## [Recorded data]
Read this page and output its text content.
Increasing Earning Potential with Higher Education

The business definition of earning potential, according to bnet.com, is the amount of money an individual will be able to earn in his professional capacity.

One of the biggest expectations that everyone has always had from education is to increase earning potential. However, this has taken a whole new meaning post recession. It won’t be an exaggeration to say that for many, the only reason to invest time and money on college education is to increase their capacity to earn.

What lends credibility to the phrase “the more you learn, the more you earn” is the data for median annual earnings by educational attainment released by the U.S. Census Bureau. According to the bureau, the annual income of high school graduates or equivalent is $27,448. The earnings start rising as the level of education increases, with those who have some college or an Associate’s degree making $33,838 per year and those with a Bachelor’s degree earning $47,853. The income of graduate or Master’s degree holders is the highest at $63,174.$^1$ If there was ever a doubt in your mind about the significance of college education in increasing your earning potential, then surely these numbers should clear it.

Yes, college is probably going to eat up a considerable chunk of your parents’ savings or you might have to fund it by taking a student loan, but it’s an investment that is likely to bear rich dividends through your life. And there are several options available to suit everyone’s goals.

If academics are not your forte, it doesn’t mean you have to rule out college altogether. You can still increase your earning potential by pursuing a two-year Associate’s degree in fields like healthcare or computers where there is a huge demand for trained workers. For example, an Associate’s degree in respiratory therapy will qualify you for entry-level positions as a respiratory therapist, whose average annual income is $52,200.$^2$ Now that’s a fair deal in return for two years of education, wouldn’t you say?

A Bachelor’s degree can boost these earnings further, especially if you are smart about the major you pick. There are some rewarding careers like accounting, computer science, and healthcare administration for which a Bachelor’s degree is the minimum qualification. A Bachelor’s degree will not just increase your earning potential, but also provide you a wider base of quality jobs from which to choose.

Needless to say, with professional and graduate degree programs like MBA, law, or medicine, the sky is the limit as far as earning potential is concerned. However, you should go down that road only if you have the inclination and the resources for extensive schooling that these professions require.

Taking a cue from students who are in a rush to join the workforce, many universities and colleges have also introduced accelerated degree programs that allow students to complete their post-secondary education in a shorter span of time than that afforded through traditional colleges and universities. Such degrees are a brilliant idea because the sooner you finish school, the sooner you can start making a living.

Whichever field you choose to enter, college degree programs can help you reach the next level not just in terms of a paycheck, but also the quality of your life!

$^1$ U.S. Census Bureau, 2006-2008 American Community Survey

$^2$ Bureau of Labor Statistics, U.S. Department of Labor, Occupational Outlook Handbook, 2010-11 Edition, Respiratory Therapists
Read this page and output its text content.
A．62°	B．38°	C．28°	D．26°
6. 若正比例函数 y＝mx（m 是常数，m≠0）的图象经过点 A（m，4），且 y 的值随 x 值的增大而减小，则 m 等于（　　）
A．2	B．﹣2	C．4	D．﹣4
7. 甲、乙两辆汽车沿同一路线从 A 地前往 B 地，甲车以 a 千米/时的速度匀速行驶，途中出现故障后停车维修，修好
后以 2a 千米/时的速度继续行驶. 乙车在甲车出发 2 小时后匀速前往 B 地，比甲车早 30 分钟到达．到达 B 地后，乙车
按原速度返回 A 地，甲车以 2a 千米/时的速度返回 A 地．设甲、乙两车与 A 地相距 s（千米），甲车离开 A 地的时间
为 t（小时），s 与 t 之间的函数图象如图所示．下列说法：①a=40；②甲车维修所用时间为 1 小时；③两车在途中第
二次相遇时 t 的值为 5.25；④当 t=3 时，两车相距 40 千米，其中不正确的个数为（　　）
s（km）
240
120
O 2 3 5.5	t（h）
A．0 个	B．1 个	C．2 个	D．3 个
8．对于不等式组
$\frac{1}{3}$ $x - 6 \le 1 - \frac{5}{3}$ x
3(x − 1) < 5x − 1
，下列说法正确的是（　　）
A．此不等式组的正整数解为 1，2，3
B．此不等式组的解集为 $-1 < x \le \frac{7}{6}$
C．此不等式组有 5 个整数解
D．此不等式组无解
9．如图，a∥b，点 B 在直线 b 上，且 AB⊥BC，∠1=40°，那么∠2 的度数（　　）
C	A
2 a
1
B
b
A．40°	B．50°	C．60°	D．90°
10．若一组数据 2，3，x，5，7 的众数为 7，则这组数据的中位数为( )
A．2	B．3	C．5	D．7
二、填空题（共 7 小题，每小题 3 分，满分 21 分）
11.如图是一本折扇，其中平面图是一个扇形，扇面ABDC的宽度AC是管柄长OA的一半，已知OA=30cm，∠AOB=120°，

## [Objective]
Which lines contain the word "that"? Copy each one.

## [Complete answer]
One of the biggest expectations that everyone has always had from education is to increase earning potential. However, this has taken a whole new meaning post recession. It won’t be an exaggeration to say that for many, the only reason to invest time and money on college education is to increase their capacity to earn.
Yes, college is probably going to eat up a considerable chunk of your parents’ savings or you might have to fund it by taking a student loan, but it’s an investment that is likely to bear rich dividends through your life. And there are several options available to suit everyone’s goals.
If academics are not your forte, it doesn’t mean you have to rule out college altogether. You can still increase your earning potential by pursuing a two-year Associate’s degree in fields like healthcare or computers where there is a huge demand for trained workers. For example, an Associate’s degree in respiratory therapy will qualify you for entry-level positions as a respiratory therapist, whose average annual income is $52,200.$^2$ Now that’s a fair deal in return for two years of education, wouldn’t you say?
Needless to say, with professional and graduate degree programs like MBA, law, or medicine, the sky is the limit as far as earning potential is concerned. However, you should go down that road only if you have the inclination and the resources for extensive schooling that these professions require.
Taking a cue from students who are in a rush to join the workforce, many universities and colleges have also introduced accelerated degree programs that allow students to complete their post-secondary education in a shorter span of time than that afforded through traditional colleges and universities. Such degrees are a brilliant idea because the sooner you finish school, the sooner you can start making a living.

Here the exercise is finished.